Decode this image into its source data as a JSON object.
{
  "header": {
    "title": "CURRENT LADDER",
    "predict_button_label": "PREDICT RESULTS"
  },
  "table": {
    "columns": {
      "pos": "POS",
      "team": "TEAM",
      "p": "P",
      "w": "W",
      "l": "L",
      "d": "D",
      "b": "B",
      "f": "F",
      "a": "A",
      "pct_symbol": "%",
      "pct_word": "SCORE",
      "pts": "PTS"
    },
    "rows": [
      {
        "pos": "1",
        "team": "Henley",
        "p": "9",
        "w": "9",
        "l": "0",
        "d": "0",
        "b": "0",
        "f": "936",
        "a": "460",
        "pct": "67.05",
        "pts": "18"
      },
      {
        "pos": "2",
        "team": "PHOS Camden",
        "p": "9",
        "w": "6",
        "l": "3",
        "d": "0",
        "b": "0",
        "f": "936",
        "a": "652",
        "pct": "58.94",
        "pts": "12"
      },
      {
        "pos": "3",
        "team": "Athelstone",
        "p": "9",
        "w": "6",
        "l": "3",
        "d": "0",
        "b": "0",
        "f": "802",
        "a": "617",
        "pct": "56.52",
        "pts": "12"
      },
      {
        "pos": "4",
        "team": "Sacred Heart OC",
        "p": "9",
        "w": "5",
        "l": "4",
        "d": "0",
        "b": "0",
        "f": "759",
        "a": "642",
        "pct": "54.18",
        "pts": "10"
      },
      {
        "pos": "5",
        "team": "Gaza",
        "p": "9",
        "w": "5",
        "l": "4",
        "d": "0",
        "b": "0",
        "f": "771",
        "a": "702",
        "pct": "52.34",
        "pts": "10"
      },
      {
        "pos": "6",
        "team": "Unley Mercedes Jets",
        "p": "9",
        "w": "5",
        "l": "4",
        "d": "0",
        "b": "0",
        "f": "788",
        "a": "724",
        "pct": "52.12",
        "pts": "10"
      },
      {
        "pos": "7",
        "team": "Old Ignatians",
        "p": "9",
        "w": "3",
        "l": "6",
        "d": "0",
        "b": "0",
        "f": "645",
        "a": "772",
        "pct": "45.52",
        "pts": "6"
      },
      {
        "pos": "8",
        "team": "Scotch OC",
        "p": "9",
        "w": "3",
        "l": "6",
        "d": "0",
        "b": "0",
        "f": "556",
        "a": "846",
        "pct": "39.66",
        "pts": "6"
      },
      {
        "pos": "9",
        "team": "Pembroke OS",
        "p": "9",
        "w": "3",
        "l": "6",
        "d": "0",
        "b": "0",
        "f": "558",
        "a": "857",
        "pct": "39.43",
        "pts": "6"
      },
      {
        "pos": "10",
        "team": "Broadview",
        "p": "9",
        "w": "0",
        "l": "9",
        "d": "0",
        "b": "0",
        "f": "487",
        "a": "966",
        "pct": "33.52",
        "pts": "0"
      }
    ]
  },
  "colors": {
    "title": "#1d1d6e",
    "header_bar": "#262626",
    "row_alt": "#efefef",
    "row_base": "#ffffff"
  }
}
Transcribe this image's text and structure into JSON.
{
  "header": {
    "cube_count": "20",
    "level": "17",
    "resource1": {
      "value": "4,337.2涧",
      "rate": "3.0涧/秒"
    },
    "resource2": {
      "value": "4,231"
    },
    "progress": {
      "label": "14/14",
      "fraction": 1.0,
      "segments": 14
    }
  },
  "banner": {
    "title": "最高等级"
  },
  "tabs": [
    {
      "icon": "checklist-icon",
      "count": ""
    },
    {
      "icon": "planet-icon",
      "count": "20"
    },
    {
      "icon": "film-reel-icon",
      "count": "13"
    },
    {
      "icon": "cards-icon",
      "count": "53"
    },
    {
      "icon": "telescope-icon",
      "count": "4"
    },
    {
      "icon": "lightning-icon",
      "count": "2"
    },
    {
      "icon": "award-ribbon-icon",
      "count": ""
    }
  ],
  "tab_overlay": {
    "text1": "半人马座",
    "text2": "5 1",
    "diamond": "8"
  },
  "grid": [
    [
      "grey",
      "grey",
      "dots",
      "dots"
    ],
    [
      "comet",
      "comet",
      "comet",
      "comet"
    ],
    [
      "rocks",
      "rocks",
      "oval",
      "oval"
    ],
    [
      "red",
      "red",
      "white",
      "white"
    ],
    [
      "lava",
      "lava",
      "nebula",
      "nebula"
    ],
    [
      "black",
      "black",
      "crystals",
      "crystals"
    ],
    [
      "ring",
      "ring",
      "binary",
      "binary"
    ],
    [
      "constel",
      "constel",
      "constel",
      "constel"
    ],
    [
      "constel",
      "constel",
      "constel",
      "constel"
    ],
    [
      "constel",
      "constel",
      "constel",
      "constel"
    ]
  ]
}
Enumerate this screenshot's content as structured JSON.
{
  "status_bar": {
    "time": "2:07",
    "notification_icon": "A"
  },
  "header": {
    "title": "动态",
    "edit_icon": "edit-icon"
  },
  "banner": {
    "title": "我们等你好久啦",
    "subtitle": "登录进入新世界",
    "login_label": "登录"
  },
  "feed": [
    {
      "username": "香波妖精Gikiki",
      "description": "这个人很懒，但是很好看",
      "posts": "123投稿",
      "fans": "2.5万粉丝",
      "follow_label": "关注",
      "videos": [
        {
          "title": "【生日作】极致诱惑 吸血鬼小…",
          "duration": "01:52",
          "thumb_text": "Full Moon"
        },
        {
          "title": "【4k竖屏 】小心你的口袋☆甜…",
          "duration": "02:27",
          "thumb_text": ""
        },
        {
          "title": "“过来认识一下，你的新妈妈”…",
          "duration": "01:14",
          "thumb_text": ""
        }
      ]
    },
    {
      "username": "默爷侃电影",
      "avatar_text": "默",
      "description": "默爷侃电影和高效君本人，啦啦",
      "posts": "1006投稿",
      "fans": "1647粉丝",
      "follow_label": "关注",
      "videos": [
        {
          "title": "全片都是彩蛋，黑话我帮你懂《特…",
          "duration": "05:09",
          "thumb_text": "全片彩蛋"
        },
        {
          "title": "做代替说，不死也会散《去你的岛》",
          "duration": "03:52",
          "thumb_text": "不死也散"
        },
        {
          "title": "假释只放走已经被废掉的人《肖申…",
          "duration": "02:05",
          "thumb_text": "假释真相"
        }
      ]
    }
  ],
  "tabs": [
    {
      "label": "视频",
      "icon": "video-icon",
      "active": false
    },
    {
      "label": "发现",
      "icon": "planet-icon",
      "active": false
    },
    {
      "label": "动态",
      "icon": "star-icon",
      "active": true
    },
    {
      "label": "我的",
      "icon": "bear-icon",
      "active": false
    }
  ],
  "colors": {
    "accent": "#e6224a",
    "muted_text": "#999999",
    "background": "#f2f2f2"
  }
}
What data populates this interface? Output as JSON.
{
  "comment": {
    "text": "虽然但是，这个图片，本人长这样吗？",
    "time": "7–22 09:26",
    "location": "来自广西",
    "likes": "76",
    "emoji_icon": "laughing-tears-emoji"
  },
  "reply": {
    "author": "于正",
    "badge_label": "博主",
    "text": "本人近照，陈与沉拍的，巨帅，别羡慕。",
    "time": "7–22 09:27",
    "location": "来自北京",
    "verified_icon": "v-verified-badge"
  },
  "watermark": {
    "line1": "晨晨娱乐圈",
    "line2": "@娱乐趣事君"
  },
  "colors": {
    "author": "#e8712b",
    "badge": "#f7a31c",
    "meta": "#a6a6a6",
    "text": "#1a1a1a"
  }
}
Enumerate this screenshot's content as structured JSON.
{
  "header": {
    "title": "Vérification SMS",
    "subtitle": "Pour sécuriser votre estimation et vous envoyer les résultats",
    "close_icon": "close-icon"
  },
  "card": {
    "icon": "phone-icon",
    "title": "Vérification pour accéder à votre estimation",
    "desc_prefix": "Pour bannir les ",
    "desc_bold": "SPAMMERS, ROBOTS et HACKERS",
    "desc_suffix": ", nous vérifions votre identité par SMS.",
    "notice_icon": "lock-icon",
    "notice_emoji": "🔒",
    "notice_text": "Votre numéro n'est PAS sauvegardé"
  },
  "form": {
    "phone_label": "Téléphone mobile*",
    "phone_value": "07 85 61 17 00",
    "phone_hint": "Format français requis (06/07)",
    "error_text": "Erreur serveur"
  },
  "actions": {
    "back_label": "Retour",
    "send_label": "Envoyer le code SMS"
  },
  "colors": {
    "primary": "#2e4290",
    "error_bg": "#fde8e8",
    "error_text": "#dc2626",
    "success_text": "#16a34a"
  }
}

▸ Objective
Take the line that contains "What data populates" and each line after it down to the last of the records, and retype them exactly; add nothing else.

▸ Response to the exercise
What data populates this interface? Output as JSON.
{
  "comment": {
    "text": "虽然但是，这个图片，本人长这样吗？",
    "time": "7–22 09:26",
    "location": "来自广西",
    "likes": "76",
    "emoji_icon": "laughing-tears-emoji"
  },
  "reply": {
    "author": "于正",
    "badge_label": "博主",
    "text": "本人近照，陈与沉拍的，巨帅，别羡慕。",
    "time": "7–22 09:27",
    "location": "来自北京",
    "verified_icon": "v-verified-badge"
  },
  "watermark": {
    "line1": "晨晨娱乐圈",
    "line2": "@娱乐趣事君"
  },
  "colors": {
    "author": "#e8712b",
    "badge": "#f7a31c",
    "meta": "#a6a6a6",
    "text": "#1a1a1a"
  }
}
Enumerate this screenshot's content as structured JSON.
{
  "header": {
    "title": "Vérification SMS",
    "subtitle": "Pour sécuriser votre estimation et vous envoyer les résultats",
    "close_icon": "close-icon"
  },
  "card": {
    "icon": "phone-icon",
    "title": "Vérification pour accéder à votre estimation",
    "desc_prefix": "Pour bannir les ",
    "desc_bold": "SPAMMERS, ROBOTS et HACKERS",
    "desc_suffix": ", nous vérifions votre identité par SMS.",
    "notice_icon": "lock-icon",
    "notice_emoji": "🔒",
    "notice_text": "Votre numéro n'est PAS sauvegardé"
  },
  "form": {
    "phone_label": "Téléphone mobile*",
    "phone_value": "07 85 61 17 00",
    "phone_hint": "Format français requis (06/07)",
    "error_text": "Erreur serveur"
  },
  "actions": {
    "back_label": "Retour",
    "send_label": "Envoyer le code SMS"
  },
  "colors": {
    "primary": "#2e4290",
    "error_bg": "#fde8e8",
    "error_text": "#dc2626",
    "success_text": "#16a34a"
  }
}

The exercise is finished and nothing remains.